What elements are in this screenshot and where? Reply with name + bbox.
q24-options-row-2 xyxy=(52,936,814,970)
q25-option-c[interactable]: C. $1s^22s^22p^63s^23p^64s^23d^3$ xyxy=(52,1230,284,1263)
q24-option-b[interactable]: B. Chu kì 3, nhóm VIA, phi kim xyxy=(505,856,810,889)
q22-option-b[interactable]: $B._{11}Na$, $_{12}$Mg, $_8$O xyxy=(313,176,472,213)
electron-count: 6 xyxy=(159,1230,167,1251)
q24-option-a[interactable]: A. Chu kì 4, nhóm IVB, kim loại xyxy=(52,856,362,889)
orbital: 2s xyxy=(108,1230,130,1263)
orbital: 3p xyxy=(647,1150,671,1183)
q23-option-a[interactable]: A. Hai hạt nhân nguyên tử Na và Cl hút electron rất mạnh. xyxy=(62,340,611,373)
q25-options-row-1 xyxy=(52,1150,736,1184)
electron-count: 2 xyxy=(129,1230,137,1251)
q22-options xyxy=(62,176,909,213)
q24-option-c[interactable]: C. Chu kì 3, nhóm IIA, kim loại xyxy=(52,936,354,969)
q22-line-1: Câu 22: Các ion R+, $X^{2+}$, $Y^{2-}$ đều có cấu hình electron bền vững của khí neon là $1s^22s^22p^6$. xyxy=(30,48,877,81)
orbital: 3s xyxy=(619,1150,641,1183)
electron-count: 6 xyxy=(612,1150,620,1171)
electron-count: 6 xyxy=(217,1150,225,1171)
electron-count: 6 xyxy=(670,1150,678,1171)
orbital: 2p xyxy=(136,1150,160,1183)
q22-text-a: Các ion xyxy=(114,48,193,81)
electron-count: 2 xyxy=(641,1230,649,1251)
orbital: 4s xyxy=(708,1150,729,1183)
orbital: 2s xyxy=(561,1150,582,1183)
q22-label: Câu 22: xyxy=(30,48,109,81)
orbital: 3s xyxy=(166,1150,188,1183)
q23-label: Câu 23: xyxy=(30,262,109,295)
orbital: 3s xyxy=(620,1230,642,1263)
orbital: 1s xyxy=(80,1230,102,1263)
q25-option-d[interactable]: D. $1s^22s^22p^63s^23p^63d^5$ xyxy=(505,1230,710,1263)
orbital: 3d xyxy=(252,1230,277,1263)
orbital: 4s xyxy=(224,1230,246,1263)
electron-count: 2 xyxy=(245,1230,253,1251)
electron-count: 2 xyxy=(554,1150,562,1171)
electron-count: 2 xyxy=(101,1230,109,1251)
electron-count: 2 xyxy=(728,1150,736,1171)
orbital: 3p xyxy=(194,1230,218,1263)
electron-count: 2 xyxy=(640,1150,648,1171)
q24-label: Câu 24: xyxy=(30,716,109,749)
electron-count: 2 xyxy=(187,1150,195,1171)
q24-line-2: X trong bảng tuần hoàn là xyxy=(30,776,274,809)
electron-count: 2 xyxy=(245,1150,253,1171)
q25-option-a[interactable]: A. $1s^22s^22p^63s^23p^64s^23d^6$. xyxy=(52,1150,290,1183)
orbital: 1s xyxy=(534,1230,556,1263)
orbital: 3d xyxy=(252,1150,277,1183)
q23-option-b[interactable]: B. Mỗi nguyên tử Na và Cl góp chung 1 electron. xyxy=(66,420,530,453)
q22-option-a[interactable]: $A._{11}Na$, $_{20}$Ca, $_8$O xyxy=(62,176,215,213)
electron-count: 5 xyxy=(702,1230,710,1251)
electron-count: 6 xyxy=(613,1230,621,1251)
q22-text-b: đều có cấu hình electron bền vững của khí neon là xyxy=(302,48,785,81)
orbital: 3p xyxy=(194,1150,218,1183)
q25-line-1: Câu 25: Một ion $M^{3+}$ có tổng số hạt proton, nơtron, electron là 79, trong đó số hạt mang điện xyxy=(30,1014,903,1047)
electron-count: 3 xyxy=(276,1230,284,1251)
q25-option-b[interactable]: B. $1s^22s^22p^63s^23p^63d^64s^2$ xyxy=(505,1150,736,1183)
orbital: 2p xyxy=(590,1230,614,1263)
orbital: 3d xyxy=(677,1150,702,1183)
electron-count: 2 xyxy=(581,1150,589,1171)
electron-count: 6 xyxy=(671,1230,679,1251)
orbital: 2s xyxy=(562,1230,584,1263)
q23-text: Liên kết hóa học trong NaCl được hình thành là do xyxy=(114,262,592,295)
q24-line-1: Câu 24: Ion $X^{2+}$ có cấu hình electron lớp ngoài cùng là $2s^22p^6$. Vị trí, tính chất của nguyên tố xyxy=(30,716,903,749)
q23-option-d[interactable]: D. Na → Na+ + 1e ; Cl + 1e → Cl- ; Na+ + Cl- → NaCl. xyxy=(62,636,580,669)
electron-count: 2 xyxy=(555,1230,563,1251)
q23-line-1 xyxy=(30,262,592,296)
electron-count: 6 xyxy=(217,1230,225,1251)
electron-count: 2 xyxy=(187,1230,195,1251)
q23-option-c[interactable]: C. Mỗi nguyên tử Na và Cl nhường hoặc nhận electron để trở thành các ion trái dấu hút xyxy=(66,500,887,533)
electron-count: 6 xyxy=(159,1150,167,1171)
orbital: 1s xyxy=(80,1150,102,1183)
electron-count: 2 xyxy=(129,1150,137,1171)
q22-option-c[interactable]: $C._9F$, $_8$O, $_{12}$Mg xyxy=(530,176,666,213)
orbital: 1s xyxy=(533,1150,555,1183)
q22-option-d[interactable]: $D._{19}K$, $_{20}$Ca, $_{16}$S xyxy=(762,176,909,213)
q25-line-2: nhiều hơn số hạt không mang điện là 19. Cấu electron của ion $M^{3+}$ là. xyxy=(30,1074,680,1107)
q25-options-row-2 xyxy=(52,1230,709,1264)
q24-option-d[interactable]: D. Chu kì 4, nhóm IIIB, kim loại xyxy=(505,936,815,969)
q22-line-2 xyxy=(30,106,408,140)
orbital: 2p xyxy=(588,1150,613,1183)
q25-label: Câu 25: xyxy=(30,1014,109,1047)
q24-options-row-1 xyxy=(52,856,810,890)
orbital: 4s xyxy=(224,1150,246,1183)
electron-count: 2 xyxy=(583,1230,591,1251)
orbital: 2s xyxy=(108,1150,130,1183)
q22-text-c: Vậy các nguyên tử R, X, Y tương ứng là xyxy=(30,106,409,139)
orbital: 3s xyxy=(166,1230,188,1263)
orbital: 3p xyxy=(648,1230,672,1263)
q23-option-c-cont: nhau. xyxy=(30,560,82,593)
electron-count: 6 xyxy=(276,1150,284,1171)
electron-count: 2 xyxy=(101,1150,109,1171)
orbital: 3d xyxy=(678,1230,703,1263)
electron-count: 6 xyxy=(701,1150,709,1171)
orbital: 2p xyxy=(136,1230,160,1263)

----------------------------------------

= Directions for this task =
Pull out each row above that contains the string "vững" and copy it in full. Treat matching as case-sensitive.

= Task answer =
q22-line-1: Câu 22: Các ion R+, $X^{2+}$, $Y^{2-}$ đều có cấu hình electron bền vững của khí neon là $1s^22s^22p^6$. xyxy=(30,48,877,81)
q22-text-b: đều có cấu hình electron bền vững của khí neon là xyxy=(302,48,785,81)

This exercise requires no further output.